<<<<
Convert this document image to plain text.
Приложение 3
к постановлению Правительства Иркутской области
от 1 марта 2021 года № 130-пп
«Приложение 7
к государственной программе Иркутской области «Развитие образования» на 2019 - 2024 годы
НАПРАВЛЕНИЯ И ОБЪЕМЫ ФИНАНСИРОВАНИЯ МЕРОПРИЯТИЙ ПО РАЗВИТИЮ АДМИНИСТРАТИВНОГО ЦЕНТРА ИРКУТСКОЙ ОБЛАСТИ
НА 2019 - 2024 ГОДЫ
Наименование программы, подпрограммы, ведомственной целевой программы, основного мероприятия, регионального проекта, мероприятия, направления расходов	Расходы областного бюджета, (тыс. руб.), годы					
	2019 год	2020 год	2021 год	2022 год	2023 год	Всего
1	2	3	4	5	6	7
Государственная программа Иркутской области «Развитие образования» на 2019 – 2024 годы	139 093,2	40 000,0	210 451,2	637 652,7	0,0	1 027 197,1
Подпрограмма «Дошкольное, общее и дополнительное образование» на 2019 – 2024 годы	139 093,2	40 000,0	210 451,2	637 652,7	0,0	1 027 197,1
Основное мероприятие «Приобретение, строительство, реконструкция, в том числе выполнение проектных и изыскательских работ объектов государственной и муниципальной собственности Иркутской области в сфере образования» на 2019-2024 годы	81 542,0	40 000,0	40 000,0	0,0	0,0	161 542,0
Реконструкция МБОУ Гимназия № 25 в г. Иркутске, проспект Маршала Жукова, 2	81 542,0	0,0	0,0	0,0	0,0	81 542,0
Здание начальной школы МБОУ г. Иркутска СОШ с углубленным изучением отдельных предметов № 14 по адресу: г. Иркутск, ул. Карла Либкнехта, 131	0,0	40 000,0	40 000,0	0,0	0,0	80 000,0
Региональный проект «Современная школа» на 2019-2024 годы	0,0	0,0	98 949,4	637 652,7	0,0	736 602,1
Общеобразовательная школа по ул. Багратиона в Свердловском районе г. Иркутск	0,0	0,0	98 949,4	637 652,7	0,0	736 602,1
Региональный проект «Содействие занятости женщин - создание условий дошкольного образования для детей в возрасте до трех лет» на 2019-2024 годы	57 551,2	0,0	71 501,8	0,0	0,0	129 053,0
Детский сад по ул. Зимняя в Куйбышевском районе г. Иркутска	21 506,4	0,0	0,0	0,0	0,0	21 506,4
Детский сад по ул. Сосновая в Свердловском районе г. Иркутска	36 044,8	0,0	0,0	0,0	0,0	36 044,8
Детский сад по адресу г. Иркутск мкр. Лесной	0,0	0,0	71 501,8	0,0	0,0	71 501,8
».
>>>>
<<<<
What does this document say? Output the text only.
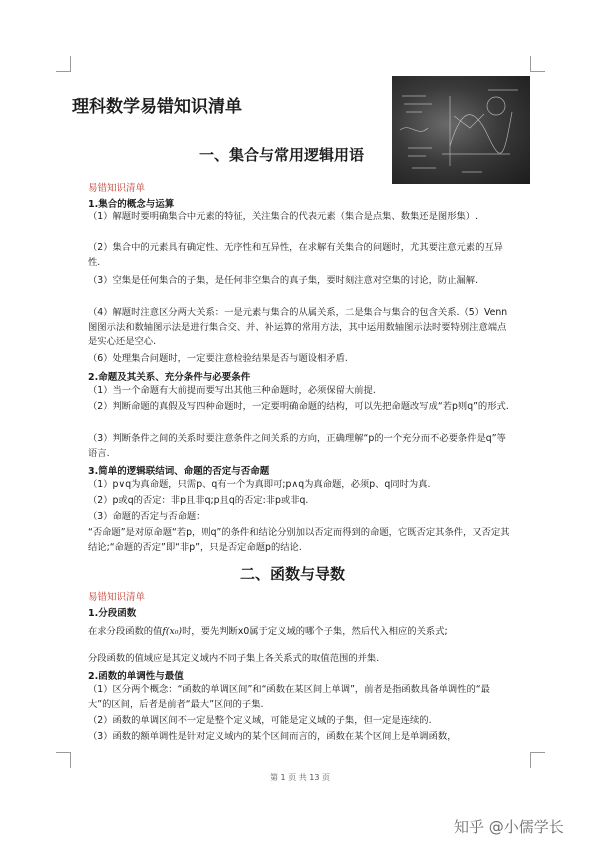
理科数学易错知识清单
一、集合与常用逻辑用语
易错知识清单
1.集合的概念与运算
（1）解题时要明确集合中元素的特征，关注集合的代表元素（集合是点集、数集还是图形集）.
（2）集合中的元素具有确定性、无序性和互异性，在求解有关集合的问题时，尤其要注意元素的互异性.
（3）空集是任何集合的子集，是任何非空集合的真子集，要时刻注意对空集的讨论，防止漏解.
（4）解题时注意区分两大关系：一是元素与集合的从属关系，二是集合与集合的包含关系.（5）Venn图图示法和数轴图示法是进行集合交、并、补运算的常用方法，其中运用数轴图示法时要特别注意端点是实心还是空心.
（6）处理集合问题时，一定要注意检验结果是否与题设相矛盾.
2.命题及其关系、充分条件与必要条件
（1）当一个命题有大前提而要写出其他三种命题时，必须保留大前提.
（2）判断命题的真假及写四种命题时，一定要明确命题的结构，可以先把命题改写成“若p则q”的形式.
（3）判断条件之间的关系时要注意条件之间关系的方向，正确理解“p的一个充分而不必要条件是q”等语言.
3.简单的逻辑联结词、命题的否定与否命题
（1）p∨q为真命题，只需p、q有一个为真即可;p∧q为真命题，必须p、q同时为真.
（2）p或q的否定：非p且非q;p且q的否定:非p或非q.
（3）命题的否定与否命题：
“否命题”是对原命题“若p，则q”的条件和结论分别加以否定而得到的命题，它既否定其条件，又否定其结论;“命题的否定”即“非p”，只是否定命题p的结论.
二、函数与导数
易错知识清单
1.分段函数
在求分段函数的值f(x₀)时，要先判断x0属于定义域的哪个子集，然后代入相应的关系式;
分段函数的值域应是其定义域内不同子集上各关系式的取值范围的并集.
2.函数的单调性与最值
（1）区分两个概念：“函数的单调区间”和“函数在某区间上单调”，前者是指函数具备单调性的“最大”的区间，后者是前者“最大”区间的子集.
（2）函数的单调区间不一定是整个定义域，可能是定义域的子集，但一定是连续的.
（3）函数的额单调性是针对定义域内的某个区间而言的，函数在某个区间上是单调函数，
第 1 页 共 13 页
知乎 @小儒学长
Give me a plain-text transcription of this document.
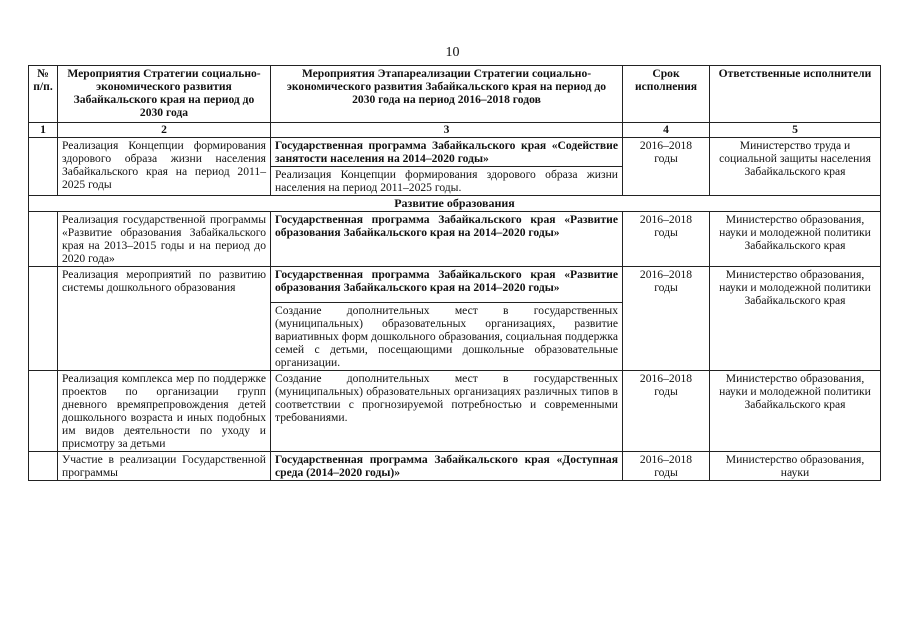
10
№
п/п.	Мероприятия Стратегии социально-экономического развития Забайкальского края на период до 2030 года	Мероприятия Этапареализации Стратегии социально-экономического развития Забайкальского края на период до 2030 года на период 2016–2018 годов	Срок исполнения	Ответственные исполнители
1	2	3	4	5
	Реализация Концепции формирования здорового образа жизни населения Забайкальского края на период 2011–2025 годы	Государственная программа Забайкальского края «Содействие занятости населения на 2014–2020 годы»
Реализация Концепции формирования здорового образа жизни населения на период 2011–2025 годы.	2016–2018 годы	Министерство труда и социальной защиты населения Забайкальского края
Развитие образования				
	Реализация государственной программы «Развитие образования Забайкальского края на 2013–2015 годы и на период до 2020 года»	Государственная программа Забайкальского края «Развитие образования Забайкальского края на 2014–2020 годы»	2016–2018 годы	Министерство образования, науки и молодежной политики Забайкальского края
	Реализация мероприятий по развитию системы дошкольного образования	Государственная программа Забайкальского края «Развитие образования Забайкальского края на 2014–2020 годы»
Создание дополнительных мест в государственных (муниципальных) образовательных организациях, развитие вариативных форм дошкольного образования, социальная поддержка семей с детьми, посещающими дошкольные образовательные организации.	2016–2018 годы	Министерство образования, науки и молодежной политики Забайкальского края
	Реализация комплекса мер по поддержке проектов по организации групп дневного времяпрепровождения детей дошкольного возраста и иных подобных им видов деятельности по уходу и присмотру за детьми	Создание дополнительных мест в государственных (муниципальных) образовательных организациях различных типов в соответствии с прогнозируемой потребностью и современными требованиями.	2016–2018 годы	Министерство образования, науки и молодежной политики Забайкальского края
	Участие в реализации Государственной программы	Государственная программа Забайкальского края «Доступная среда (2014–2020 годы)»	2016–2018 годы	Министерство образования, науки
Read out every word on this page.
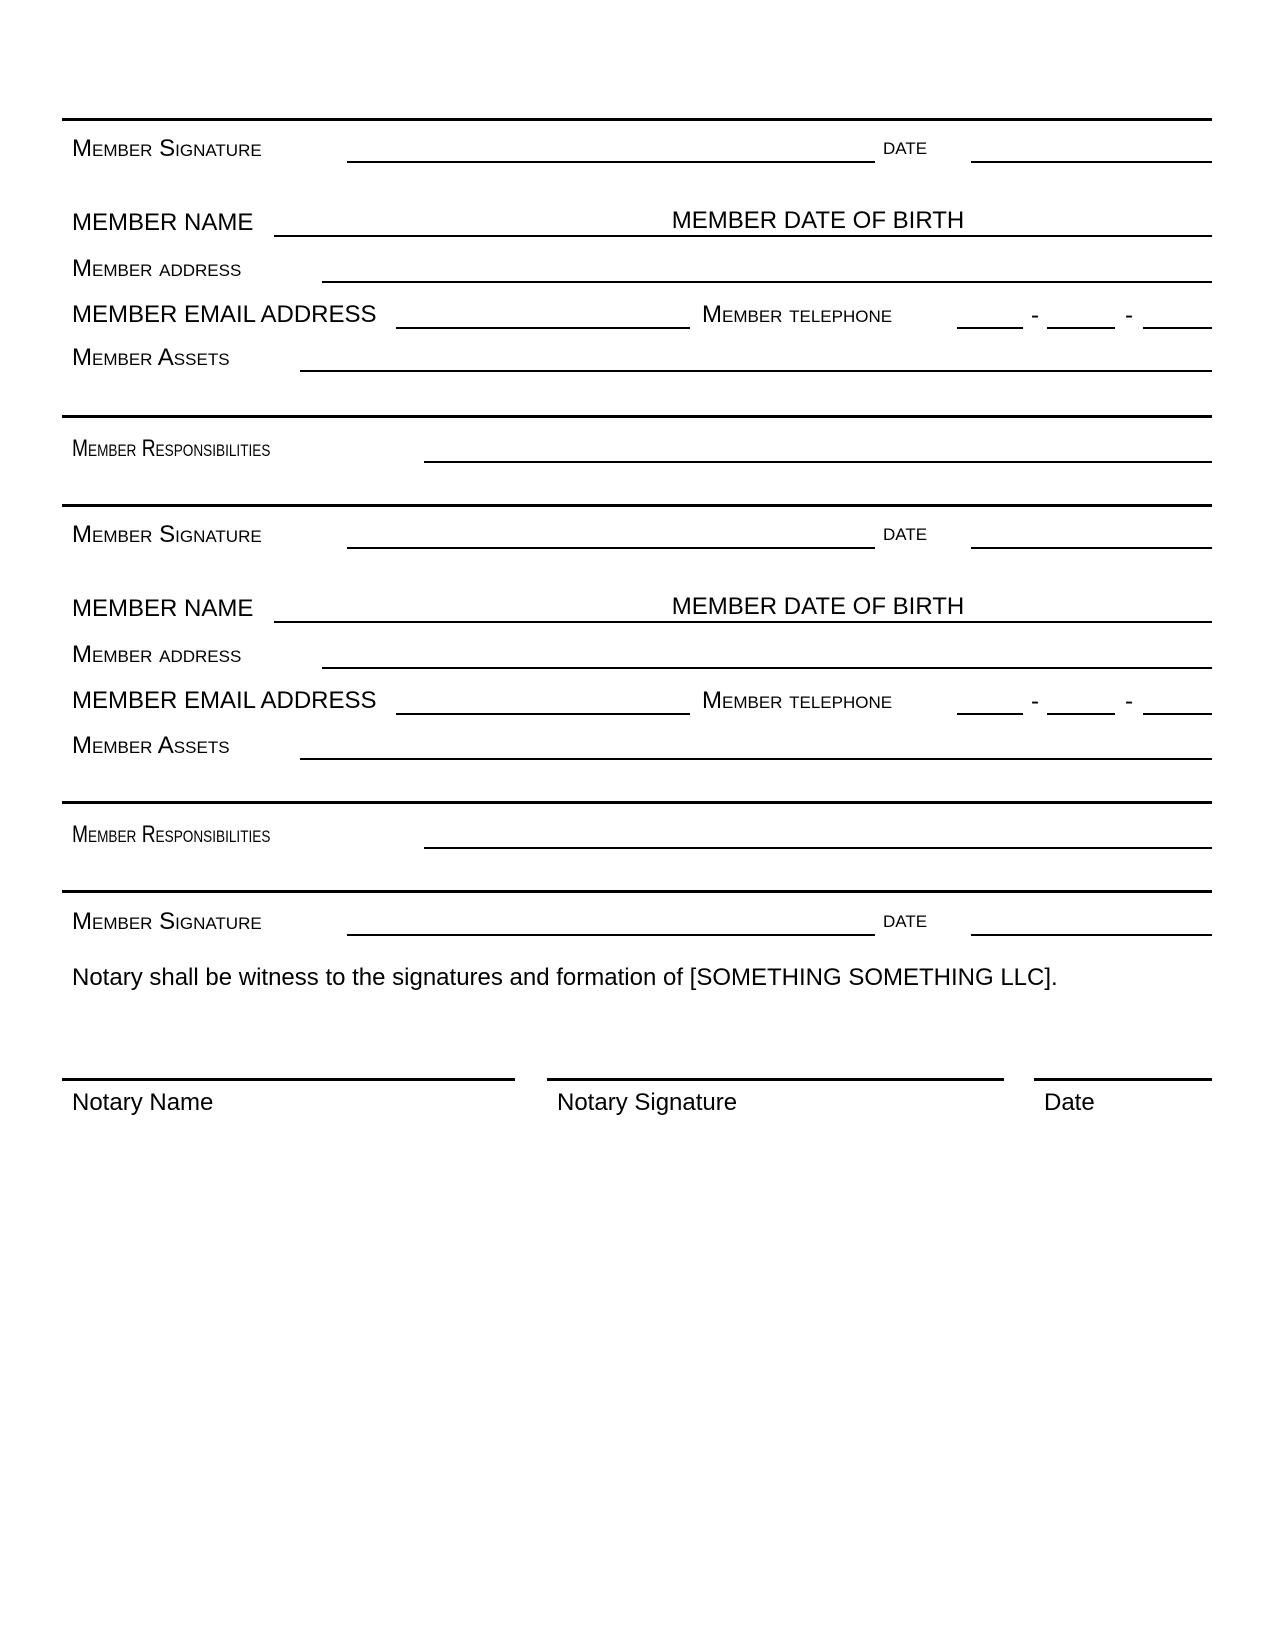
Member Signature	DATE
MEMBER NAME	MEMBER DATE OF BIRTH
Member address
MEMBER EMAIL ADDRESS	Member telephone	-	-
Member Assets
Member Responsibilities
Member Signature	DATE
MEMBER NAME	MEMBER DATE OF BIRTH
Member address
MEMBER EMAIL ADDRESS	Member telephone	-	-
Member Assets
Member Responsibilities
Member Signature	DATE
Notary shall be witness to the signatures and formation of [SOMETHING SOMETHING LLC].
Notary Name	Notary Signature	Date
>>>>
<<<<
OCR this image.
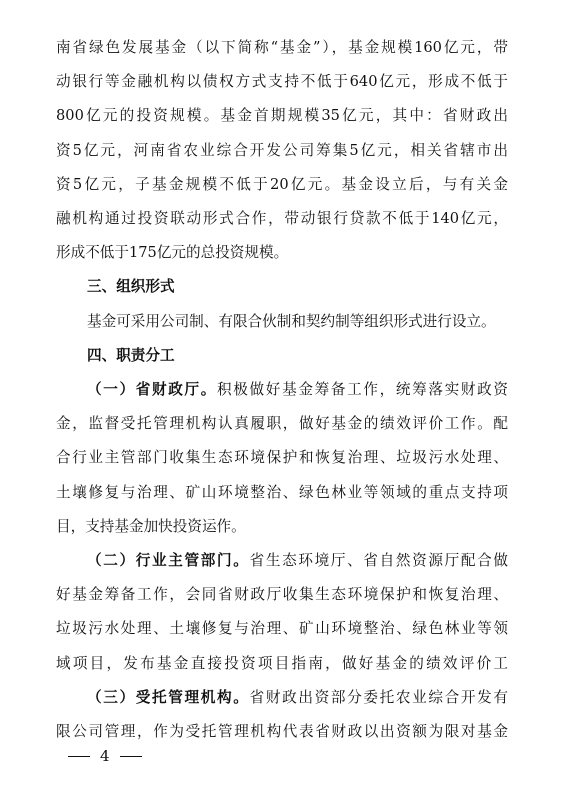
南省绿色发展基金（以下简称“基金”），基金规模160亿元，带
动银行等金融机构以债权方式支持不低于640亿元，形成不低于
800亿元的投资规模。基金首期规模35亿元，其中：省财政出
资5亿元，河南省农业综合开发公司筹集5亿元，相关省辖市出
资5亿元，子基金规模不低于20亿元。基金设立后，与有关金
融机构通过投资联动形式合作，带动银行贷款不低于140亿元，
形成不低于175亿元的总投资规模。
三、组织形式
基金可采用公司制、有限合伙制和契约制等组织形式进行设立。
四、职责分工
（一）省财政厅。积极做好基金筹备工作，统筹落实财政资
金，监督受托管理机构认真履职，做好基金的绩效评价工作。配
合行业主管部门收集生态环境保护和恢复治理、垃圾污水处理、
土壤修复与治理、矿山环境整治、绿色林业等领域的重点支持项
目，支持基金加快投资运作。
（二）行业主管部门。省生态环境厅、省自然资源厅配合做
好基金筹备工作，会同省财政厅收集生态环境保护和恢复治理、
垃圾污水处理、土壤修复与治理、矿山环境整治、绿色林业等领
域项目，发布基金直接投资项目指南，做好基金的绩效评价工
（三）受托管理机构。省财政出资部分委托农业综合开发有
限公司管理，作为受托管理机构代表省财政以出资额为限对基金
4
>>>>
• EXERCISE DESCRIPTION: Isolate the lines above that contain the word "МБОУ" and copy them.

• EXERCISE RESPONSE:
Реконструкция МБОУ Гимназия № 25 в г. Иркутске, проспект Маршала Жукова, 2	81 542,0	0,0	0,0	0,0	0,0	81 542,0
Здание начальной школы МБОУ г. Иркутска СОШ с углубленным изучением отдельных предметов № 14 по адресу: г. Иркутск, ул. Карла Либкнехта, 131	0,0	40 000,0	40 000,0	0,0	0,0	80 000,0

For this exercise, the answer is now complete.